[Records from a collection of figures]

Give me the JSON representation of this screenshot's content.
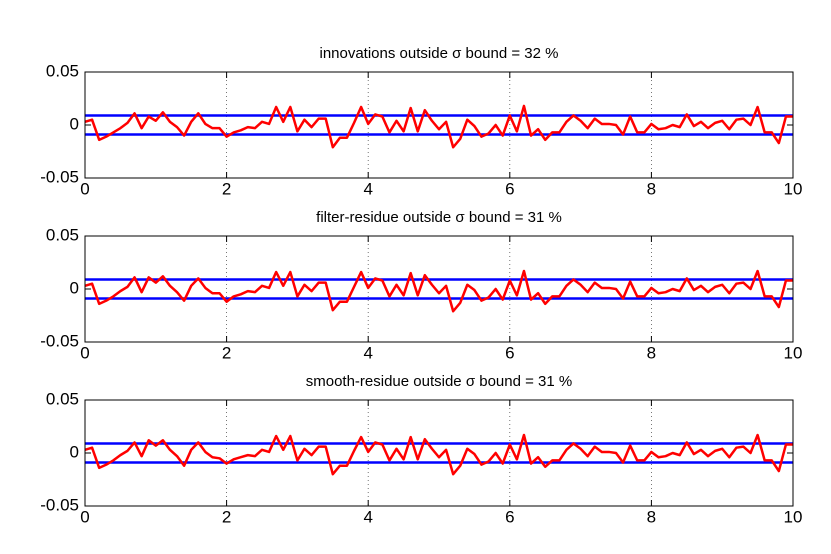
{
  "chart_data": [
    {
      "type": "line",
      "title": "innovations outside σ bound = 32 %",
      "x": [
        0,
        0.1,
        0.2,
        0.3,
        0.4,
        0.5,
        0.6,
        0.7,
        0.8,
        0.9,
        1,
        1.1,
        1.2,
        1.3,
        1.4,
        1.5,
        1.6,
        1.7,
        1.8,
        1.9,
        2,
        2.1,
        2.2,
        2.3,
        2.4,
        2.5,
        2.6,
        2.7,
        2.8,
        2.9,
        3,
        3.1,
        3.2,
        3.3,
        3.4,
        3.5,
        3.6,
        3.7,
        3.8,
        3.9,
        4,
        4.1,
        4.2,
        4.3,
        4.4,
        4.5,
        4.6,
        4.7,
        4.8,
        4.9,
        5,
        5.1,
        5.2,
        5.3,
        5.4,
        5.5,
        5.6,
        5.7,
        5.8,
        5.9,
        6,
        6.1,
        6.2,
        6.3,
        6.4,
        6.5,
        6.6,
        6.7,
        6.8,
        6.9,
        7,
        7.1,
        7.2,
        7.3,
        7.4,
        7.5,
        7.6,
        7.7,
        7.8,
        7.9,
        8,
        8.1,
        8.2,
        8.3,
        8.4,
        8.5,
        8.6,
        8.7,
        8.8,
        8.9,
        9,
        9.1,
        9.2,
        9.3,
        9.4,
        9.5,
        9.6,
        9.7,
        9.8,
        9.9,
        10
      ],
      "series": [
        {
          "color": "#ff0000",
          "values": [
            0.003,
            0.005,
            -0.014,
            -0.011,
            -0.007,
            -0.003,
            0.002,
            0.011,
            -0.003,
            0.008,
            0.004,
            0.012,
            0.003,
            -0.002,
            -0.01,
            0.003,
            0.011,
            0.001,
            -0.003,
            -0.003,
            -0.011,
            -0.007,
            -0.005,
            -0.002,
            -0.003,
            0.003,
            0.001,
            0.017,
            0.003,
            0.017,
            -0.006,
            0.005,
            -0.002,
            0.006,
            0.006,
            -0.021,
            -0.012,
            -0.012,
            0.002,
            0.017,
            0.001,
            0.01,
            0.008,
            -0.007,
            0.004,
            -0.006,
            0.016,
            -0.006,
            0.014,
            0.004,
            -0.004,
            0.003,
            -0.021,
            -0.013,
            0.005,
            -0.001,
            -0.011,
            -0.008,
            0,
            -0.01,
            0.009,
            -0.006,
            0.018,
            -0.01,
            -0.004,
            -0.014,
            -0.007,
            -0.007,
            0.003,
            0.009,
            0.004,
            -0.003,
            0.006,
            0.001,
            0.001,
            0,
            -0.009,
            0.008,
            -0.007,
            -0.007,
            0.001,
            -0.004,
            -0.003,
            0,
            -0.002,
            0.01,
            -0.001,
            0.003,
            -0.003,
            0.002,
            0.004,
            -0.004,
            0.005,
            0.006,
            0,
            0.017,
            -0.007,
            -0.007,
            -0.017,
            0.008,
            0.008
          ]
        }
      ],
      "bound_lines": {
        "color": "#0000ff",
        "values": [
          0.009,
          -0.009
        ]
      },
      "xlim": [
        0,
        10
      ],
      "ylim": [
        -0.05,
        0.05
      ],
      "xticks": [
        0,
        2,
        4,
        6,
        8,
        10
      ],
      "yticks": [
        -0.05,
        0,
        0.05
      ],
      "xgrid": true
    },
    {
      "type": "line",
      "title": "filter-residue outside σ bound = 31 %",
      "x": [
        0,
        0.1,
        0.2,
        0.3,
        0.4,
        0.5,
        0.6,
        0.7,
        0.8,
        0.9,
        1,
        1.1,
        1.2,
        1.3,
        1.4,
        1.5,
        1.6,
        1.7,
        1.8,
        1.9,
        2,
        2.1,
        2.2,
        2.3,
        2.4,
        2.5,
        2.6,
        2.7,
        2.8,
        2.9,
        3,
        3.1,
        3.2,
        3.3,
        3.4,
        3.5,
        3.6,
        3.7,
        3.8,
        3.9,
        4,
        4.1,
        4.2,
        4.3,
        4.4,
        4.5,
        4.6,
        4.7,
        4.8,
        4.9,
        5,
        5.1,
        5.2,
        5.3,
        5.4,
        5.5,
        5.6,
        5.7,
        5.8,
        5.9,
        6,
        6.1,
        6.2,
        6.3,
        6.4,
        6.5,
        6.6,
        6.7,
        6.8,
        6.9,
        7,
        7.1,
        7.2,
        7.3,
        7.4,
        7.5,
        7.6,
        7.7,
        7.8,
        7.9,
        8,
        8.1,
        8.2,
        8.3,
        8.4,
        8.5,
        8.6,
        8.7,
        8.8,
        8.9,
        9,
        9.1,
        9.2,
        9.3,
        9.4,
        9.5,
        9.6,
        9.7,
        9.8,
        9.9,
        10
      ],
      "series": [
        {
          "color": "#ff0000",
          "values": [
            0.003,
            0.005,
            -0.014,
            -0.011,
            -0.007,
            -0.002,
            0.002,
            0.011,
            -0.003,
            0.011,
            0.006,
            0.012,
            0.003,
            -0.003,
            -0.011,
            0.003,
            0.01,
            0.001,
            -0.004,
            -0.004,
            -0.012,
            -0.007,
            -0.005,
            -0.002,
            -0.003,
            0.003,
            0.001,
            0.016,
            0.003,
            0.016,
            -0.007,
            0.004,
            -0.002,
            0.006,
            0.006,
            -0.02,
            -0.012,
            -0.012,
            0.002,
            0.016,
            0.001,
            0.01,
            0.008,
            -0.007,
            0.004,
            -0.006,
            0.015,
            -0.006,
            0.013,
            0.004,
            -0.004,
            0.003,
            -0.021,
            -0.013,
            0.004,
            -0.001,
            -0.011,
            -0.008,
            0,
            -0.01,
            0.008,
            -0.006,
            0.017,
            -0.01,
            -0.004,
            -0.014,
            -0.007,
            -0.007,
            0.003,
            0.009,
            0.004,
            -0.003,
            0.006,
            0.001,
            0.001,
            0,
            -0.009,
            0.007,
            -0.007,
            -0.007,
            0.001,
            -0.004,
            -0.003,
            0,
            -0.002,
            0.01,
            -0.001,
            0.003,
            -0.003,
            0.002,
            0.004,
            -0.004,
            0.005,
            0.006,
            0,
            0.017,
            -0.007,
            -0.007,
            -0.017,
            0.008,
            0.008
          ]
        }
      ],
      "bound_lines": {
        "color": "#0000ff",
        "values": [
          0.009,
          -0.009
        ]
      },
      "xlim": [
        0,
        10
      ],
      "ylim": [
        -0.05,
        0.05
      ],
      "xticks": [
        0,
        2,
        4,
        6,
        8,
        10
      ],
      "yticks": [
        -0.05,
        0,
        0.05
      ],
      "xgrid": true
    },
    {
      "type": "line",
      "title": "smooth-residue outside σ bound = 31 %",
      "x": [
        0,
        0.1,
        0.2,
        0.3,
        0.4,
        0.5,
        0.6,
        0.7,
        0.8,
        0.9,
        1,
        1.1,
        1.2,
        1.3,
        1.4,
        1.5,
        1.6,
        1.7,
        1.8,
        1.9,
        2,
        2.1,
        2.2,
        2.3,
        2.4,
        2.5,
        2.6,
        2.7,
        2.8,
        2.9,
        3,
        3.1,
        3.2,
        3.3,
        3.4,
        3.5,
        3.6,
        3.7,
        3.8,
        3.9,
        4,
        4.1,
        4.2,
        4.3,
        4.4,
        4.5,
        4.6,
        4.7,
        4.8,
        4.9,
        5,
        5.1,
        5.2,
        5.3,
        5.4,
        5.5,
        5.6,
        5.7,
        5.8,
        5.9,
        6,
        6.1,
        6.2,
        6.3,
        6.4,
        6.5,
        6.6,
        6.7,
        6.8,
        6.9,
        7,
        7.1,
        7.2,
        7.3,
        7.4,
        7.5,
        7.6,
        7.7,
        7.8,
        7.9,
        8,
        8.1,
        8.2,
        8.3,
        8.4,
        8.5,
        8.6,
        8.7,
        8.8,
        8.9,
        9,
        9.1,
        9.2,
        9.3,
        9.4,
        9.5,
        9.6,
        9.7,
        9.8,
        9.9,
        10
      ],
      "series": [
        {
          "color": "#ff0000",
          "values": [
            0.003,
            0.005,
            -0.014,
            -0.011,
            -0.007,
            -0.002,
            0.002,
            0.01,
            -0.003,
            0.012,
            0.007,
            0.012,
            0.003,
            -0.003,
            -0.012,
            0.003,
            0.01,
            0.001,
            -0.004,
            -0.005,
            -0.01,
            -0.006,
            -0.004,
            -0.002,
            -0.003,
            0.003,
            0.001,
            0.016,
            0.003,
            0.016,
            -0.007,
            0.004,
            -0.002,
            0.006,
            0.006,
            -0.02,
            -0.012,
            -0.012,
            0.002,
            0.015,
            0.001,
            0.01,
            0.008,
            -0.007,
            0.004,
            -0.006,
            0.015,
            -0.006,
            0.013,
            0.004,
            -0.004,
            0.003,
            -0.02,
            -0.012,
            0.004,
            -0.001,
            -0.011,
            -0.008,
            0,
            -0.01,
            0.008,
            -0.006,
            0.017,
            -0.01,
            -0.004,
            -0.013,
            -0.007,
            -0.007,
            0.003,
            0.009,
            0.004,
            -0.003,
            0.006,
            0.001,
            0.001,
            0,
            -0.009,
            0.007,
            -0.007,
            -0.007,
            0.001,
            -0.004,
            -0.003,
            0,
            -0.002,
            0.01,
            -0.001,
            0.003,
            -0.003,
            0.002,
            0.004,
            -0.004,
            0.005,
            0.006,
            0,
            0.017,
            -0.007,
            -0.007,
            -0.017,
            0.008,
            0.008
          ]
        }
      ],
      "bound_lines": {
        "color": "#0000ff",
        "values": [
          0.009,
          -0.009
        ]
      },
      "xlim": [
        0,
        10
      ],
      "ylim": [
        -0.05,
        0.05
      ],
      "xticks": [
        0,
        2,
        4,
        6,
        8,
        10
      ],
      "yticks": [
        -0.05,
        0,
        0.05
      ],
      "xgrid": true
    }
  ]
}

§ Exercise description: Copy every line above in which the string "title" shows up.

§ Solution to the problem:
      "title": "innovations outside σ bound = 32 %",
      "title": "filter-residue outside σ bound = 31 %",
      "title": "smooth-residue outside σ bound = 31 %",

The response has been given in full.